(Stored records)
───

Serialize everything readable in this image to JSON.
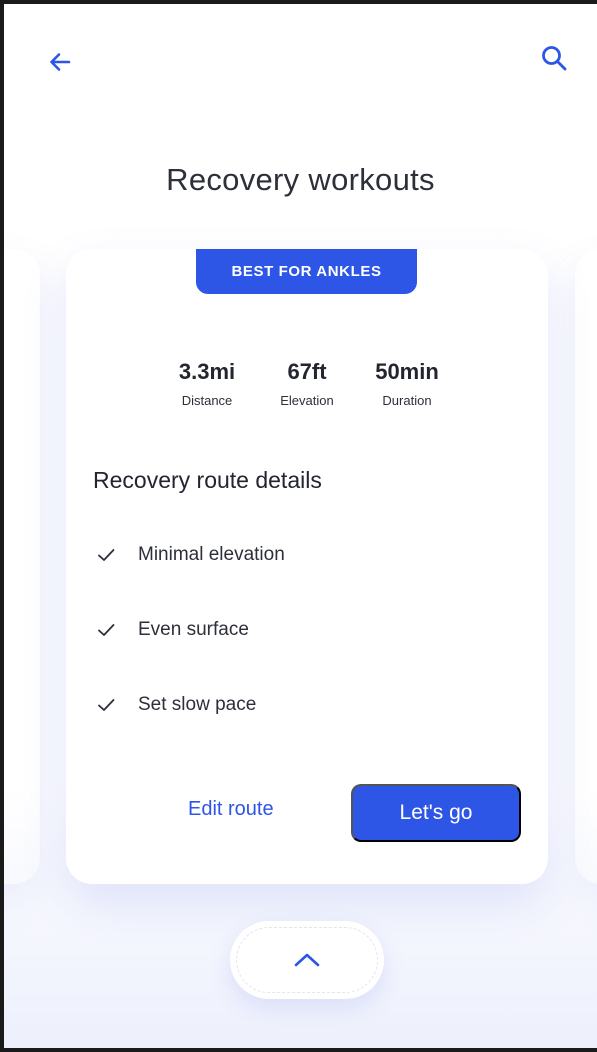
{
  "header": {
    "back_icon": "arrow-left-icon",
    "search_icon": "search-icon",
    "title": "Recovery workouts"
  },
  "card": {
    "tag": "BEST FOR ANKLES",
    "stats": [
      {
        "value": "3.3mi",
        "label": "Distance"
      },
      {
        "value": "67ft",
        "label": "Elevation"
      },
      {
        "value": "50min",
        "label": "Duration"
      }
    ],
    "details_title": "Recovery route details",
    "details": [
      {
        "icon": "check-icon",
        "label": "Minimal elevation"
      },
      {
        "icon": "check-icon",
        "label": "Even surface"
      },
      {
        "icon": "check-icon",
        "label": "Set slow pace"
      }
    ],
    "edit_label": "Edit route",
    "go_label": "Let's go"
  },
  "footer": {
    "expand_icon": "chevron-up-icon"
  },
  "colors": {
    "accent": "#2d55e6",
    "text": "#2d2f3a",
    "background": "#ffffff"
  }
}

───

**Directions for this task**
Print the entries above exactly, taking out only the pictures.

**Result of the exercise**
Serialize everything readable in this image to JSON.
{
  "header": {
    "back_icon": "arrow-left-icon",
    "search_icon": "search-icon",
    "title": "Recovery workouts"
  },
  "card": {
    "tag": "BEST FOR ANKLES",
    "stats": [
      {
        "value": "3.3mi",
        "label": "Distance"
      },
      {
        "value": "67ft",
        "label": "Elevation"
      },
      {
        "value": "50min",
        "label": "Duration"
      }
    ],
    "details_title": "Recovery route details",
    "details": [
      {
        "icon": "check-icon",
        "label": "Minimal elevation"
      },
      {
        "icon": "check-icon",
        "label": "Even surface"
      },
      {
        "icon": "check-icon",
        "label": "Set slow pace"
      }
    ],
    "edit_label": "Edit route",
    "go_label": "Let's go"
  },
  "footer": {
    "expand_icon": "chevron-up-icon"
  },
  "colors": {
    "accent": "#2d55e6",
    "text": "#2d2f3a",
    "background": "#ffffff"
  }
}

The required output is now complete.